• Задание
Под каким псевдонимом, согласно отрывку о жизнетворчестве, Е. Дмитриева в 1909 году посылала стихи в редакцию журнала «Аполлон»?

• Отрывок из источника
=====

Людмила Вилькина и Поликсена Соловьева в жизнетворчестве
Людмила Вилькина и Поликсена Соловьева в жизнетворчестве
Наряду с ярчайшими примерами жизнетворчества Н. Петровской и З. Гиппиус, в истории этого явления встречаются также имена некоторых других авторов-женщин. Стоит упомянуть, например, появление Е. Дмитриевой в литературе под именем Черубины де Габриак[173]. По инициативе М. Волошина Е. Дмитриева в течение 1909 года посылала стихи в редакцию журнала «Аполлон» под псевдонимом Черубины де Габриак, красавицы-католички. Ее стихи вызвали широкий интерес, но разоблачение мистификации Черубины и появление хромой Дмитриевой за маской означали конец успеха и творческий кризис для автора. Как автор Дмитриева надолго замолчала.
Под знаком жизнетворчества можно рассматривать также ультрафемининный стиль (жизни и поэзии) Мирры Лохвицкой[174]. У нее, как и у Дмитриевой, жизнетворчество связано с конструированием авторства с помощью подчеркивания и преувеличения женственных характеристик. Среди тех авторов, которые рассматриваются в данной работе, нет таких ярких примеров. В том смысле, как понятие определено для данного исследования, участие П. Соловьевой и Л. Вилькиной в жизнетворческих играх является скромным. Однако несмотря на то, что пересечение границы искусства и реальной жизни не было характерным ни для Соловьевой, ни для Вилькиной, обе они жили в культуре, где жизнетворческие практики были обязательны. Поэтому, например, мужская одежда Соловьевой или салонное поведение Вилькиной в другой культурной среде не воспринимались бы как жизнетворческая практика, но в контексте символизма исследователи придают им именно такое значение.
* * *
К. Бинсвангер (Binswanger 2002) использует слово «Lebenskunst», возможно отождествляя его с символистским жизнетворчеством[175], когда говорит о мужской одежде и авторских позициях и псевдонимах П. Соловьевой. По ее утверждению, конструирование авторства Соловьевой совершено по принципам жизнетворчества (см.: Binswanger 2002, 410).

=====

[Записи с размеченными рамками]
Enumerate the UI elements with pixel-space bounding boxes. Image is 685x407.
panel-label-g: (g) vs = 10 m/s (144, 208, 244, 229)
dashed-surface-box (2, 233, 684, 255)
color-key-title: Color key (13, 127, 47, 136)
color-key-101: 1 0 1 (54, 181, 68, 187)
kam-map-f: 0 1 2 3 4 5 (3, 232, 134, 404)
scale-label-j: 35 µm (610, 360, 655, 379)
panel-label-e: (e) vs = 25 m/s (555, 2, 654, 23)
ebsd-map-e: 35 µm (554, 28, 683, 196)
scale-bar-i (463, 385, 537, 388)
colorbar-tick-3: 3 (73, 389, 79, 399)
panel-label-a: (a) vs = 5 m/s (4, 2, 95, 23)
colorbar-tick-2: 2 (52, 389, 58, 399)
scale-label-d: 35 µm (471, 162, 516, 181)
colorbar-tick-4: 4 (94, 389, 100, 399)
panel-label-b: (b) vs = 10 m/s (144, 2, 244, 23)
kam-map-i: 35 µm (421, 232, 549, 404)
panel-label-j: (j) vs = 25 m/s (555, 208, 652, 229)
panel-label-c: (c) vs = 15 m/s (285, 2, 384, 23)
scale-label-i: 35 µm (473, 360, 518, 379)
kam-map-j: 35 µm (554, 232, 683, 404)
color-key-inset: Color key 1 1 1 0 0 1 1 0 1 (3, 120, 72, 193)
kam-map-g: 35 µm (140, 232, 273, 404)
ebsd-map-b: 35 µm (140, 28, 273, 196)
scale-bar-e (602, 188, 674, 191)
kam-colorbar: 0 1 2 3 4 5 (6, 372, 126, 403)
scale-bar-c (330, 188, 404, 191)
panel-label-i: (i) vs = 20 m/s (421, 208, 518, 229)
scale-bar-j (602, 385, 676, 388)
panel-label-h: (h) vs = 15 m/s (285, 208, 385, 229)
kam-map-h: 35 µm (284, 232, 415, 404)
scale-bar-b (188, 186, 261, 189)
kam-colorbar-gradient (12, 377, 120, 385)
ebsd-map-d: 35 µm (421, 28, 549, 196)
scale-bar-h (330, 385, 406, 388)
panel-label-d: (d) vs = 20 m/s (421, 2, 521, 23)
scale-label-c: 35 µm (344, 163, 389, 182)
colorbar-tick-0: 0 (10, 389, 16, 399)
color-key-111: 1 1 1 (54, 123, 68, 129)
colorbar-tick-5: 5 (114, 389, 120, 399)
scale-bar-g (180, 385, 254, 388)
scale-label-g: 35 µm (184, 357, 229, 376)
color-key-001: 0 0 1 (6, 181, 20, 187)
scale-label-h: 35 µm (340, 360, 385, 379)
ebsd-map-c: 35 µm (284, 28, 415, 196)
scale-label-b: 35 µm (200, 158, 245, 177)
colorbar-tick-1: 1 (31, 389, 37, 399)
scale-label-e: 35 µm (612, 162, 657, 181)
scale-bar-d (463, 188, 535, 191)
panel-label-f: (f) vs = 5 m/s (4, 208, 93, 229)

=====

• Ответ к заданию
Под псевдонимом Черубины де Габриак.